**DIRECTION**
Give the data below again exactly as it stands. Omit the pictures.

>> START INPUT MATERIAL

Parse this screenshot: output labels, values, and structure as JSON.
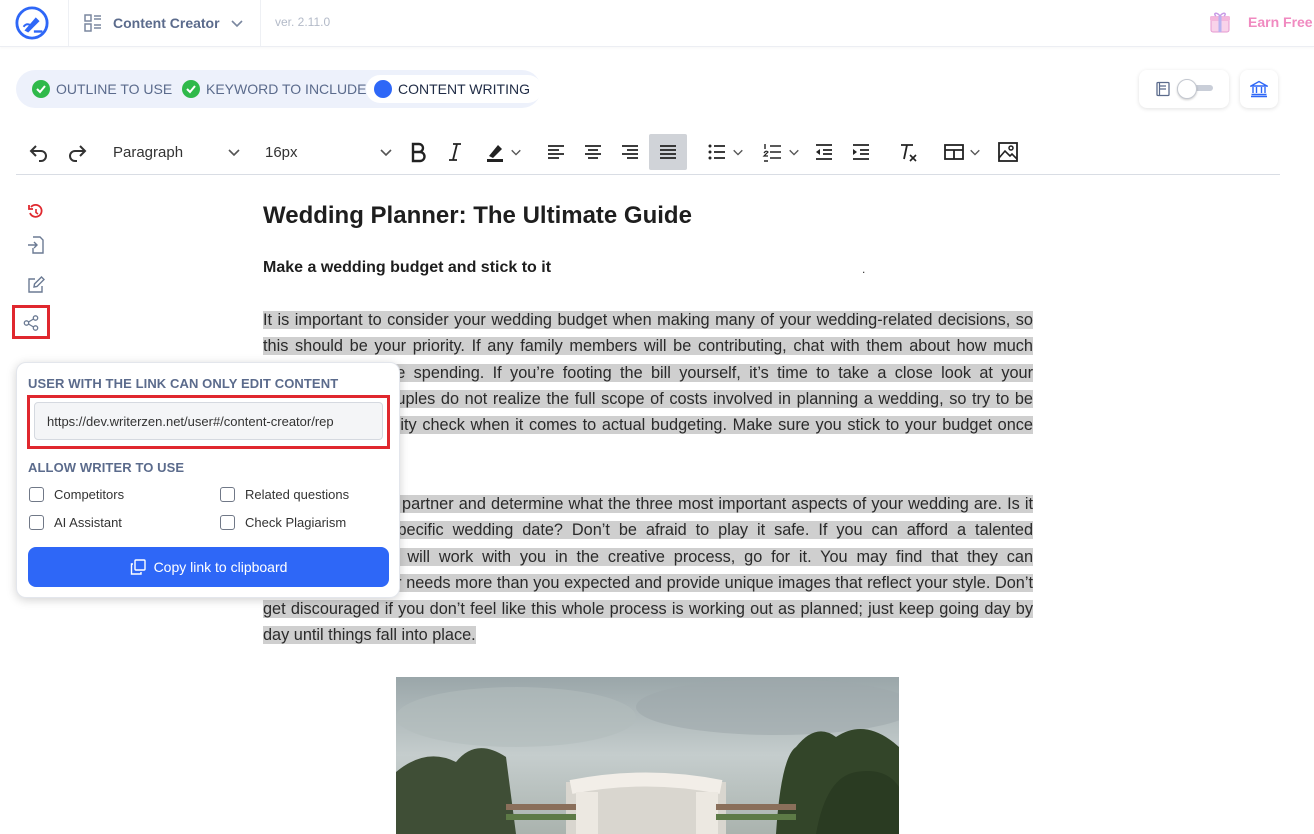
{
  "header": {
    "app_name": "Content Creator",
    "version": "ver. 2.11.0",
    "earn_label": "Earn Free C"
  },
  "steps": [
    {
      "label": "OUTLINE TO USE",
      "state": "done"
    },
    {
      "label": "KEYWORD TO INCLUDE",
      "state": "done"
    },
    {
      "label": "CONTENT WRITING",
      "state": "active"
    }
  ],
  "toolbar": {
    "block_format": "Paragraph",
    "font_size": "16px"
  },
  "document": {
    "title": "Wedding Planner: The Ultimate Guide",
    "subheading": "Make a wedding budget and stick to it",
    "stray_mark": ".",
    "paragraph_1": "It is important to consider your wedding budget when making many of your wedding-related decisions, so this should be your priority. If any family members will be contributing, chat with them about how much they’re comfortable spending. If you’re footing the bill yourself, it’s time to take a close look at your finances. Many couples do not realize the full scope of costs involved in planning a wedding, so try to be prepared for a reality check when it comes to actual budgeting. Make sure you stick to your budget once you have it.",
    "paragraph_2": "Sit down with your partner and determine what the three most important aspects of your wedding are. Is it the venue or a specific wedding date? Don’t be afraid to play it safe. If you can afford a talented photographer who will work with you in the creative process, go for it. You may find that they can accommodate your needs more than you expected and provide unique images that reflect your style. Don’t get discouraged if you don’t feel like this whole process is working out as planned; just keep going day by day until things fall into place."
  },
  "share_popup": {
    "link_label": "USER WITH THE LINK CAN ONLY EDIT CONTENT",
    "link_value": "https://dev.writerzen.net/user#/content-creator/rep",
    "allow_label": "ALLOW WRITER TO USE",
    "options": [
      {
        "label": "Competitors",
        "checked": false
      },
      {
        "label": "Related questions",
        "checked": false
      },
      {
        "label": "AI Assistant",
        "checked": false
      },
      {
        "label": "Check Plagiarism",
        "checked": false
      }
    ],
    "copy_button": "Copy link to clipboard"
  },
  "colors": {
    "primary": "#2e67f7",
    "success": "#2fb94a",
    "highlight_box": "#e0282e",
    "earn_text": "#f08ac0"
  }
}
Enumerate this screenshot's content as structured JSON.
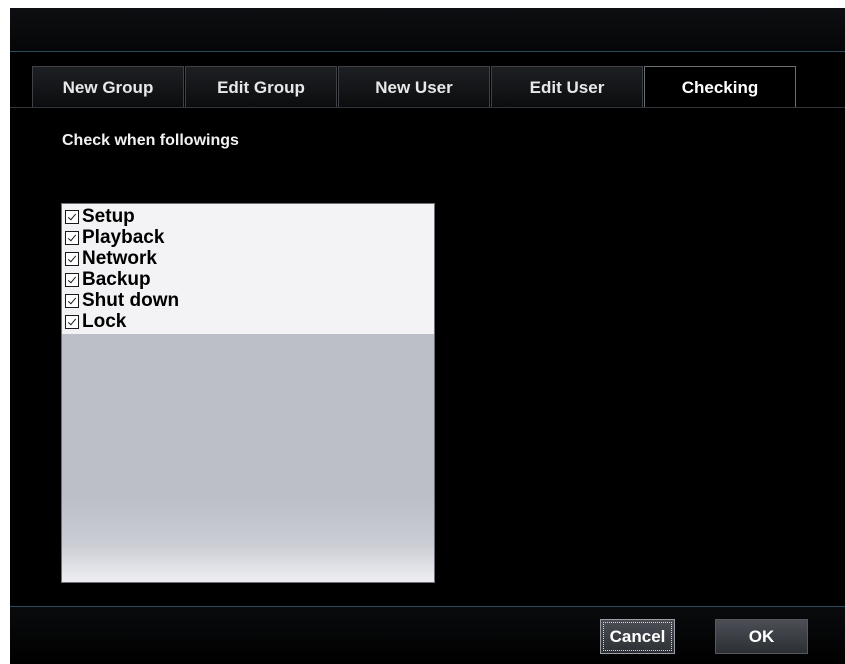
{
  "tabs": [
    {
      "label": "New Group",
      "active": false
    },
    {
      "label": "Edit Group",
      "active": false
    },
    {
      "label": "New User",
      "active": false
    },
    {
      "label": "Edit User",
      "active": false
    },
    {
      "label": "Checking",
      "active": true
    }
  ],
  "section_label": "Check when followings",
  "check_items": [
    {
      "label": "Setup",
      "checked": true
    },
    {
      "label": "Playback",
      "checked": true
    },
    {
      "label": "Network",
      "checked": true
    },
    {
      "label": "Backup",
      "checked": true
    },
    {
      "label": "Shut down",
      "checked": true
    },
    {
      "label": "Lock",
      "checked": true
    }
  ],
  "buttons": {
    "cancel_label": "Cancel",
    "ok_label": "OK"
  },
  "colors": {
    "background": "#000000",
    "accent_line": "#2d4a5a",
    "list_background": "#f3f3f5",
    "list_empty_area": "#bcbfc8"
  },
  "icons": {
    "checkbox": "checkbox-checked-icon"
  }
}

>> END INPUT MATERIAL

**SOLUTION TO THIS TASK**
Parse this screenshot: output labels, values, and structure as JSON.
{
  "header": {
    "app_name": "Content Creator",
    "version": "ver. 2.11.0",
    "earn_label": "Earn Free C"
  },
  "steps": [
    {
      "label": "OUTLINE TO USE",
      "state": "done"
    },
    {
      "label": "KEYWORD TO INCLUDE",
      "state": "done"
    },
    {
      "label": "CONTENT WRITING",
      "state": "active"
    }
  ],
  "toolbar": {
    "block_format": "Paragraph",
    "font_size": "16px"
  },
  "document": {
    "title": "Wedding Planner: The Ultimate Guide",
    "subheading": "Make a wedding budget and stick to it",
    "stray_mark": ".",
    "paragraph_1": "It is important to consider your wedding budget when making many of your wedding-related decisions, so this should be your priority. If any family members will be contributing, chat with them about how much they’re comfortable spending. If you’re footing the bill yourself, it’s time to take a close look at your finances. Many couples do not realize the full scope of costs involved in planning a wedding, so try to be prepared for a reality check when it comes to actual budgeting. Make sure you stick to your budget once you have it.",
    "paragraph_2": "Sit down with your partner and determine what the three most important aspects of your wedding are. Is it the venue or a specific wedding date? Don’t be afraid to play it safe. If you can afford a talented photographer who will work with you in the creative process, go for it. You may find that they can accommodate your needs more than you expected and provide unique images that reflect your style. Don’t get discouraged if you don’t feel like this whole process is working out as planned; just keep going day by day until things fall into place."
  },
  "share_popup": {
    "link_label": "USER WITH THE LINK CAN ONLY EDIT CONTENT",
    "link_value": "https://dev.writerzen.net/user#/content-creator/rep",
    "allow_label": "ALLOW WRITER TO USE",
    "options": [
      {
        "label": "Competitors",
        "checked": false
      },
      {
        "label": "Related questions",
        "checked": false
      },
      {
        "label": "AI Assistant",
        "checked": false
      },
      {
        "label": "Check Plagiarism",
        "checked": false
      }
    ],
    "copy_button": "Copy link to clipboard"
  },
  "colors": {
    "primary": "#2e67f7",
    "success": "#2fb94a",
    "highlight_box": "#e0282e",
    "earn_text": "#f08ac0"
  }
}
Enumerate this screenshot's content as structured JSON.
{
  "tabs": [
    {
      "label": "New Group",
      "active": false
    },
    {
      "label": "Edit Group",
      "active": false
    },
    {
      "label": "New User",
      "active": false
    },
    {
      "label": "Edit User",
      "active": false
    },
    {
      "label": "Checking",
      "active": true
    }
  ],
  "section_label": "Check when followings",
  "check_items": [
    {
      "label": "Setup",
      "checked": true
    },
    {
      "label": "Playback",
      "checked": true
    },
    {
      "label": "Network",
      "checked": true
    },
    {
      "label": "Backup",
      "checked": true
    },
    {
      "label": "Shut down",
      "checked": true
    },
    {
      "label": "Lock",
      "checked": true
    }
  ],
  "buttons": {
    "cancel_label": "Cancel",
    "ok_label": "OK"
  },
  "colors": {
    "background": "#000000",
    "accent_line": "#2d4a5a",
    "list_background": "#f3f3f5",
    "list_empty_area": "#bcbfc8"
  },
  "icons": {
    "checkbox": "checkbox-checked-icon"
  }
}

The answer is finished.